GIVEN TASK: All of the data that follows should be retyped exactly, please, except the pictures.

DATA:
--- start ---

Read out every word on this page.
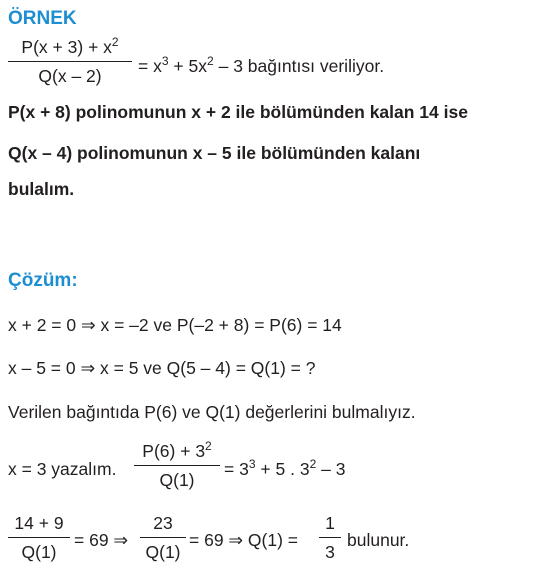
ÖRNEK
$P(x + 3) + x^2$
Q(x – 2)	= $x^3 + 5x^2 - 3$ bağıntısı veriliyor.
P(x + 8) polinomunun x + 2 ile bölümünden kalan 14 ise
Q(x – 4) polinomunun x – 5 ile bölümünden kalanı
bulalım.
Çözüm:
x + 2 = 0 ⇒ x = –2 ve P(–2 + 8) = P(6) = 14
x – 5 = 0 ⇒ x = 5 ve Q(5 – 4) = Q(1) = ?
Verilen bağıntıda P(6) ve Q(1) değerlerini bulmalıyız.
x = 3 yazalım.
$P(6) + 3^2$
Q(1)
= $3^3 + 5$ . $3^2 - 3$
14 + 9
Q(1)
= 69 ⇒
23
Q(1)
= 69 ⇒ Q(1) =
1
3
bulunur.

--- end ---

OUTPUT OF THE TASK:
Read out every word on this page.
ÖRNEK
$P(x + 3) + x^2$
Q(x – 2)	= $x^3 + 5x^2 - 3$ bağıntısı veriliyor.
P(x + 8) polinomunun x + 2 ile bölümünden kalan 14 ise
Q(x – 4) polinomunun x – 5 ile bölümünden kalanı
bulalım.
Çözüm:
x + 2 = 0 ⇒ x = –2 ve P(–2 + 8) = P(6) = 14
x – 5 = 0 ⇒ x = 5 ve Q(5 – 4) = Q(1) = ?
Verilen bağıntıda P(6) ve Q(1) değerlerini bulmalıyız.
x = 3 yazalım.
$P(6) + 3^2$
Q(1)
= $3^3 + 5$ . $3^2 - 3$
14 + 9
Q(1)
= 69 ⇒
23
Q(1)
= 69 ⇒ Q(1) =
1
3
bulunur.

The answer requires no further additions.